- [REQUEST] Only the number is wanted: how many lines contain "Tere"?

Dataset rows

++++++++++

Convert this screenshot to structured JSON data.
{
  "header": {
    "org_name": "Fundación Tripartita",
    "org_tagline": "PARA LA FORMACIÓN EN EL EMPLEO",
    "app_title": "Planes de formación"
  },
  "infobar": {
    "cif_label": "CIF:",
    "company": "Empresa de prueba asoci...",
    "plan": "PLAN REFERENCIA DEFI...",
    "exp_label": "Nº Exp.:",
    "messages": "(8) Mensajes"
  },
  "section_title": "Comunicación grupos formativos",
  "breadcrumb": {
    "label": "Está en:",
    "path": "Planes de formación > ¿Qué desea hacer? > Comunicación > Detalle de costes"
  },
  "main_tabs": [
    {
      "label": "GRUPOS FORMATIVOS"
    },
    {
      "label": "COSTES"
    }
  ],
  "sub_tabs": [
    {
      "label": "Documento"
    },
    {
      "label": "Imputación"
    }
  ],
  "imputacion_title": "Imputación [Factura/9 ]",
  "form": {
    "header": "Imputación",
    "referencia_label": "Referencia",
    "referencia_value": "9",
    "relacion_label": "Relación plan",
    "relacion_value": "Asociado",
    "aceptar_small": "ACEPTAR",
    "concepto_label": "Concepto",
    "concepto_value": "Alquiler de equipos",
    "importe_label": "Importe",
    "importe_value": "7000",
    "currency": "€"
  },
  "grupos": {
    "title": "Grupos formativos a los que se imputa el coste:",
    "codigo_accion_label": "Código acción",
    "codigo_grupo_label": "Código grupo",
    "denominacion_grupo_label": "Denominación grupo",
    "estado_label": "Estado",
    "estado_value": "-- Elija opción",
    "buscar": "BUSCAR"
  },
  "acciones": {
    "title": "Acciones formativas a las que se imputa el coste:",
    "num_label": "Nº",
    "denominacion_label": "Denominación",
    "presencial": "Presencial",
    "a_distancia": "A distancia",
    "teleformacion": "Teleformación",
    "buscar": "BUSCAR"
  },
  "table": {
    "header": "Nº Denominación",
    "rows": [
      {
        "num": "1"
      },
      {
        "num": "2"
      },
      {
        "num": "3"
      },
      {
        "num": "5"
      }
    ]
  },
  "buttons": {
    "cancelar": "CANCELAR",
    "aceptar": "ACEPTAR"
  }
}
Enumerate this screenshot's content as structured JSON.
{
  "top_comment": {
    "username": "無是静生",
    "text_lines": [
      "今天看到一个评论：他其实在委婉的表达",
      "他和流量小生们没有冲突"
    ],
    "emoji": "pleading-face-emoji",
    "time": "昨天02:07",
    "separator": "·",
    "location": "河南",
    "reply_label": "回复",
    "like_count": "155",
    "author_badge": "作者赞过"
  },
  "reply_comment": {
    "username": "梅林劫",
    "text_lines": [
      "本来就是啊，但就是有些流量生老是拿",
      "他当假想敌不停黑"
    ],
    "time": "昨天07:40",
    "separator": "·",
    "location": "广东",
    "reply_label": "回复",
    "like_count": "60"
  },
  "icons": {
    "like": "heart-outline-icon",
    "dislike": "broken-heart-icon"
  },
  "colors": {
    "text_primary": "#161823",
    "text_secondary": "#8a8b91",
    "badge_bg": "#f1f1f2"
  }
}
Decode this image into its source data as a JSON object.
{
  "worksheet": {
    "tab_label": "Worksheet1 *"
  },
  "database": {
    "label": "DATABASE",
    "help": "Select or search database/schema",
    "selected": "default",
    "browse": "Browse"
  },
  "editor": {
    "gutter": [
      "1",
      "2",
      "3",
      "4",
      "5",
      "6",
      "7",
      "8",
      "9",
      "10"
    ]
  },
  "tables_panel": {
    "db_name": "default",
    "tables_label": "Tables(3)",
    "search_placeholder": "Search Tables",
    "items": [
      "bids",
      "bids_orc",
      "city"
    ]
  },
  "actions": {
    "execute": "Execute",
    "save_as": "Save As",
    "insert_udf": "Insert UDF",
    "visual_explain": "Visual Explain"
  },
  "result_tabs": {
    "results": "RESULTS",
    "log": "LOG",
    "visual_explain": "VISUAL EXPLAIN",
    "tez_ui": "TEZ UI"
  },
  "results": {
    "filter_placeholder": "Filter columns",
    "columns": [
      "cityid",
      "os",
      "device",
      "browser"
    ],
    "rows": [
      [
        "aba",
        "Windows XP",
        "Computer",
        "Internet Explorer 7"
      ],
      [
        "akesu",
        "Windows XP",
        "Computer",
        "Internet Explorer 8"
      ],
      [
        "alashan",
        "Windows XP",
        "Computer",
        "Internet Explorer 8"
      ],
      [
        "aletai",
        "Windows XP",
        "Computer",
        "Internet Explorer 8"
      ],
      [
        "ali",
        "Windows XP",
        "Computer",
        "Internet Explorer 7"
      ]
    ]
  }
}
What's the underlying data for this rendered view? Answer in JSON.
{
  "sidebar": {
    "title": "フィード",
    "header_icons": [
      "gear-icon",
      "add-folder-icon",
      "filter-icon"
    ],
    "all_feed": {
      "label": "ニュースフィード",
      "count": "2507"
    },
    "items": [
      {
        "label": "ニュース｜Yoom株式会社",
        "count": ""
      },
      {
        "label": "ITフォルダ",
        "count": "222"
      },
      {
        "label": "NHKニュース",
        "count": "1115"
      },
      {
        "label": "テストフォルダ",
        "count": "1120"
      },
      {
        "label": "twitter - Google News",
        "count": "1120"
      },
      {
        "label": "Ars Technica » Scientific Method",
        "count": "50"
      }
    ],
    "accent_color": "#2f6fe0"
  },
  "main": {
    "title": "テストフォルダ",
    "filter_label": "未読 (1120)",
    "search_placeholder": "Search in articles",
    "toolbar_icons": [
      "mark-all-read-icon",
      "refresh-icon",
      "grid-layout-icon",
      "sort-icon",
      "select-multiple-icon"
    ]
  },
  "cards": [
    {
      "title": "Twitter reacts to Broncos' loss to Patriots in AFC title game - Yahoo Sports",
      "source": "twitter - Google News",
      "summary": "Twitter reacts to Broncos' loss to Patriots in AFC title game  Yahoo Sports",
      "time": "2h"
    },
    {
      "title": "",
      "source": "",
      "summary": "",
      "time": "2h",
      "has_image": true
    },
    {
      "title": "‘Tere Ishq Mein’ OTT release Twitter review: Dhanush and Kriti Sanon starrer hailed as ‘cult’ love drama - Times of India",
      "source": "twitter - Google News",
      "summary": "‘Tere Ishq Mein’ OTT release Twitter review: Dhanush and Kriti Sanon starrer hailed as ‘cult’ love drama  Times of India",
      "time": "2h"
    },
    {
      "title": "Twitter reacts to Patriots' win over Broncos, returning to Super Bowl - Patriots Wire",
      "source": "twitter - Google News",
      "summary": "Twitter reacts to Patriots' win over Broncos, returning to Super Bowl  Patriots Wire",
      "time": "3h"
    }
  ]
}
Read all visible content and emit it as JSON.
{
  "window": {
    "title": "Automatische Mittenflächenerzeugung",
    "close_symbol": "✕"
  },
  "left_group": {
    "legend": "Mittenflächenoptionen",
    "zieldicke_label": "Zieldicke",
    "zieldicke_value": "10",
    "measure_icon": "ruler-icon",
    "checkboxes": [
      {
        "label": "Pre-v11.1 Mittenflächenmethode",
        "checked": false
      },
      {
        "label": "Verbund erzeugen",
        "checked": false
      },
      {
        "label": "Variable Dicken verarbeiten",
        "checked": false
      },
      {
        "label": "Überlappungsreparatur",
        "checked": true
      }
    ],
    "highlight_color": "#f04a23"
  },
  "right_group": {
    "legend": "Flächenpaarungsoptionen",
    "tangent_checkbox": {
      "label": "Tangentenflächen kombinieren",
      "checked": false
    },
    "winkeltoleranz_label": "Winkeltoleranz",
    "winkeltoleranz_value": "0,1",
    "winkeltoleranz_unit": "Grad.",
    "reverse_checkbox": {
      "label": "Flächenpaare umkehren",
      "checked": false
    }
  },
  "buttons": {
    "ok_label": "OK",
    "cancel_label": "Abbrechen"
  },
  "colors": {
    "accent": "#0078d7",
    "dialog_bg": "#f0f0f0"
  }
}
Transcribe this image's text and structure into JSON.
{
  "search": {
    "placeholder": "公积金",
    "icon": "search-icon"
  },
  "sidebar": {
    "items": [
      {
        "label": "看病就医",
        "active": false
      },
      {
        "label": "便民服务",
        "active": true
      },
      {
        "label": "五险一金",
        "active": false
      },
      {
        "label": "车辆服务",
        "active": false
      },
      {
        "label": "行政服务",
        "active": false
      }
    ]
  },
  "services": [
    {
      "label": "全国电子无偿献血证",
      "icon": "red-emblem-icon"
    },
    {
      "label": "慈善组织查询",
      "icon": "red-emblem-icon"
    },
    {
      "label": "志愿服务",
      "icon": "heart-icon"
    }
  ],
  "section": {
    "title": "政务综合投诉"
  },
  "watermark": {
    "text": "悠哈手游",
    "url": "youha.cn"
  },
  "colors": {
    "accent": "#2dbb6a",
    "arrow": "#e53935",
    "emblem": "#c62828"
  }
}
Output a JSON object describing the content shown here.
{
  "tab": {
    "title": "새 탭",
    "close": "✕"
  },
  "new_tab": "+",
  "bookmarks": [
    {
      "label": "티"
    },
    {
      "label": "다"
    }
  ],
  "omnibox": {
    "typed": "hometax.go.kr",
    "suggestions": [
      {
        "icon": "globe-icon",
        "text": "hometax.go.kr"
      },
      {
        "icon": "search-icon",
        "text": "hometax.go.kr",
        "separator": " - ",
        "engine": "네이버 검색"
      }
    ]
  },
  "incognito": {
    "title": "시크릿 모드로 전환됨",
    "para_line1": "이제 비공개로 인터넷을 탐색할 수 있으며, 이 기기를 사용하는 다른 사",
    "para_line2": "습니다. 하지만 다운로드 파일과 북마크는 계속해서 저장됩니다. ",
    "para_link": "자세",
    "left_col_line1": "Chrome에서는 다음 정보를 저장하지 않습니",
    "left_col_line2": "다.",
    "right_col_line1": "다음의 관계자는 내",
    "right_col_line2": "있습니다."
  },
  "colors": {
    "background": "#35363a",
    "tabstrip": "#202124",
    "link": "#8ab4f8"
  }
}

++++++++++

- [RESPONSE FOR THIS EXERCISE] 2